What to work on
Give the data a second time, exactly and in full.

Records
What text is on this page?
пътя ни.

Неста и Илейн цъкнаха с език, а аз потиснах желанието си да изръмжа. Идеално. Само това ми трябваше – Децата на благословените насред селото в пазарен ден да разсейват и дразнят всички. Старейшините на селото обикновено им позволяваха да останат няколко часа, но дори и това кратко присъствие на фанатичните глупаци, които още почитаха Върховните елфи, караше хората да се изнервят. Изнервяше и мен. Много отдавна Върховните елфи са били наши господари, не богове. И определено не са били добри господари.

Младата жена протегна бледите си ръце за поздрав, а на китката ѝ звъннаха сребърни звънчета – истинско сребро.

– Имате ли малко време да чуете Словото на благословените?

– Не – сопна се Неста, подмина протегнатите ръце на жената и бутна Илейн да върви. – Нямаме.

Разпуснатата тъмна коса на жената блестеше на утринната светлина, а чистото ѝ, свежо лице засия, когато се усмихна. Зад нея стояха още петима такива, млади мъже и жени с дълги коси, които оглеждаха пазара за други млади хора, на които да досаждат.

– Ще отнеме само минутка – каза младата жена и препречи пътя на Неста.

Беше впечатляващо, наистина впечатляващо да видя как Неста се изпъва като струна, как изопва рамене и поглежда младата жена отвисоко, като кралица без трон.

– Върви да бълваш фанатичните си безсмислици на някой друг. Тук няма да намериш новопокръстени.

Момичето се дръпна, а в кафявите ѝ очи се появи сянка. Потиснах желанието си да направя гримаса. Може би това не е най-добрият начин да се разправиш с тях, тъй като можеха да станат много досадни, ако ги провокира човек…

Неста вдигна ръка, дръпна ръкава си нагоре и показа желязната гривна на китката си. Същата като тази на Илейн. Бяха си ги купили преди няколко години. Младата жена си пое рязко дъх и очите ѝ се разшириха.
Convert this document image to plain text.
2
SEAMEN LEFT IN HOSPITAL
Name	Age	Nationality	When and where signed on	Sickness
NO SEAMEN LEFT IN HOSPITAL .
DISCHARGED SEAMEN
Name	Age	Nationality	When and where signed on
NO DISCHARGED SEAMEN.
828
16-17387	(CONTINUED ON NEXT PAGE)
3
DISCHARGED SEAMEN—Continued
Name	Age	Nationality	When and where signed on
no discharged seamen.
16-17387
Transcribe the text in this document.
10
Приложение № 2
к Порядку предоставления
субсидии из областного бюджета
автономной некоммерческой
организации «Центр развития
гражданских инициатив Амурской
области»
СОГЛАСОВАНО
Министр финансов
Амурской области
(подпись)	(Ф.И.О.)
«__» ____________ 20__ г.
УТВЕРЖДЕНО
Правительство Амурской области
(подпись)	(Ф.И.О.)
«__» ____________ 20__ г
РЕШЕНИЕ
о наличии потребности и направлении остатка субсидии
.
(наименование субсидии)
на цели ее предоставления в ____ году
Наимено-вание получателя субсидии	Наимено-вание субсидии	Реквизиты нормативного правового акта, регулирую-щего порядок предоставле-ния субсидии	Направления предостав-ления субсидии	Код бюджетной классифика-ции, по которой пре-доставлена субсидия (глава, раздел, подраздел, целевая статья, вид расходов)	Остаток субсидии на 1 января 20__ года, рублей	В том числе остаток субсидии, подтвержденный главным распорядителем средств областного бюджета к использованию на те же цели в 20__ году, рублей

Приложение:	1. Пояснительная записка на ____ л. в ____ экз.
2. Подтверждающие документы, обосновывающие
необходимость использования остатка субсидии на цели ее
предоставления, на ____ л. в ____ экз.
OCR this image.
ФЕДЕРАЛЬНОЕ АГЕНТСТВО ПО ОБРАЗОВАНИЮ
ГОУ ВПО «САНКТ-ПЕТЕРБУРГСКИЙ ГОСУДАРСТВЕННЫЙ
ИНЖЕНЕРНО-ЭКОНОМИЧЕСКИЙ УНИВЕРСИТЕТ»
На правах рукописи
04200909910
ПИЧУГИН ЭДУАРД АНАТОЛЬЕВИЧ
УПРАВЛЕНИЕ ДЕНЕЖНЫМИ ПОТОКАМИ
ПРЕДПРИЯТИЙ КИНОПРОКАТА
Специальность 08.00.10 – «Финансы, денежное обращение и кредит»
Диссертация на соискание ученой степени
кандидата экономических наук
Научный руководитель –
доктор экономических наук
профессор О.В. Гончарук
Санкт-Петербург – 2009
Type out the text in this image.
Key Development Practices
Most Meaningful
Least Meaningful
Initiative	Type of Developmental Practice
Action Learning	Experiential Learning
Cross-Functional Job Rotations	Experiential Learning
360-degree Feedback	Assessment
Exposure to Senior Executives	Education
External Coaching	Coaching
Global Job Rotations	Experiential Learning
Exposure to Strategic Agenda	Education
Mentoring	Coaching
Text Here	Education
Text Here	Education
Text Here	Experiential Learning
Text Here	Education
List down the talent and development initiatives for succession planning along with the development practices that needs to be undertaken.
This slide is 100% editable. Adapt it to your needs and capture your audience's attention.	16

Answer to the problem
What text is on this page?
пътя ни.

Неста и Илейн цъкнаха с език, а аз потиснах желанието си да изръмжа. Идеално. Само това ми трябваше – Децата на благословените насред селото в пазарен ден да разсейват и дразнят всички. Старейшините на селото обикновено им позволяваха да останат няколко часа, но дори и това кратко присъствие на фанатичните глупаци, които още почитаха Върховните елфи, караше хората да се изнервят. Изнервяше и мен. Много отдавна Върховните елфи са били наши господари, не богове. И определено не са били добри господари.

Младата жена протегна бледите си ръце за поздрав, а на китката ѝ звъннаха сребърни звънчета – истинско сребро.

– Имате ли малко време да чуете Словото на благословените?

– Не – сопна се Неста, подмина протегнатите ръце на жената и бутна Илейн да върви. – Нямаме.

Разпуснатата тъмна коса на жената блестеше на утринната светлина, а чистото ѝ, свежо лице засия, когато се усмихна. Зад нея стояха още петима такива, млади мъже и жени с дълги коси, които оглеждаха пазара за други млади хора, на които да досаждат.

– Ще отнеме само минутка – каза младата жена и препречи пътя на Неста.

Беше впечатляващо, наистина впечатляващо да видя как Неста се изпъва като струна, как изопва рамене и поглежда младата жена отвисоко, като кралица без трон.

– Върви да бълваш фанатичните си безсмислици на някой друг. Тук няма да намериш новопокръстени.

Момичето се дръпна, а в кафявите ѝ очи се появи сянка. Потиснах желанието си да направя гримаса. Може би това не е най-добрият начин да се разправиш с тях, тъй като можеха да станат много досадни, ако ги провокира човек…

Неста вдигна ръка, дръпна ръкава си нагоре и показа желязната гривна на китката си. Същата като тази на Илейн. Бяха си ги купили преди няколко години. Младата жена си пое рязко дъх и очите ѝ се разшириха.
Convert this document image to plain text.
2
SEAMEN LEFT IN HOSPITAL
Name	Age	Nationality	When and where signed on	Sickness
NO SEAMEN LEFT IN HOSPITAL .
DISCHARGED SEAMEN
Name	Age	Nationality	When and where signed on
NO DISCHARGED SEAMEN.
828
16-17387	(CONTINUED ON NEXT PAGE)
3
DISCHARGED SEAMEN—Continued
Name	Age	Nationality	When and where signed on
no discharged seamen.
16-17387
Transcribe the text in this document.
10
Приложение № 2
к Порядку предоставления
субсидии из областного бюджета
автономной некоммерческой
организации «Центр развития
гражданских инициатив Амурской
области»
СОГЛАСОВАНО
Министр финансов
Амурской области
(подпись)	(Ф.И.О.)
«__» ____________ 20__ г.
УТВЕРЖДЕНО
Правительство Амурской области
(подпись)	(Ф.И.О.)
«__» ____________ 20__ г
РЕШЕНИЕ
о наличии потребности и направлении остатка субсидии
.
(наименование субсидии)
на цели ее предоставления в ____ году
Наимено-вание получателя субсидии	Наимено-вание субсидии	Реквизиты нормативного правового акта, регулирую-щего порядок предоставле-ния субсидии	Направления предостав-ления субсидии	Код бюджетной классифика-ции, по которой пре-доставлена субсидия (глава, раздел, подраздел, целевая статья, вид расходов)	Остаток субсидии на 1 января 20__ года, рублей	В том числе остаток субсидии, подтвержденный главным распорядителем средств областного бюджета к использованию на те же цели в 20__ году, рублей

Приложение:	1. Пояснительная записка на ____ л. в ____ экз.
2. Подтверждающие документы, обосновывающие
необходимость использования остатка субсидии на цели ее
предоставления, на ____ л. в ____ экз.
OCR this image.
ФЕДЕРАЛЬНОЕ АГЕНТСТВО ПО ОБРАЗОВАНИЮ
ГОУ ВПО «САНКТ-ПЕТЕРБУРГСКИЙ ГОСУДАРСТВЕННЫЙ
ИНЖЕНЕРНО-ЭКОНОМИЧЕСКИЙ УНИВЕРСИТЕТ»
На правах рукописи
04200909910
ПИЧУГИН ЭДУАРД АНАТОЛЬЕВИЧ
УПРАВЛЕНИЕ ДЕНЕЖНЫМИ ПОТОКАМИ
ПРЕДПРИЯТИЙ КИНОПРОКАТА
Специальность 08.00.10 – «Финансы, денежное обращение и кредит»
Диссертация на соискание ученой степени
кандидата экономических наук
Научный руководитель –
доктор экономических наук
профессор О.В. Гончарук
Санкт-Петербург – 2009
Type out the text in this image.
Key Development Practices
Most Meaningful
Least Meaningful
Initiative	Type of Developmental Practice
Action Learning	Experiential Learning
Cross-Functional Job Rotations	Experiential Learning
360-degree Feedback	Assessment
Exposure to Senior Executives	Education
External Coaching	Coaching
Global Job Rotations	Experiential Learning
Exposure to Strategic Agenda	Education
Mentoring	Coaching
Text Here	Education
Text Here	Education
Text Here	Experiential Learning
Text Here	Education
List down the talent and development initiatives for succession planning along with the development practices that needs to be undertaken.
This slide is 100% editable. Adapt it to your needs and capture your audience's attention.	16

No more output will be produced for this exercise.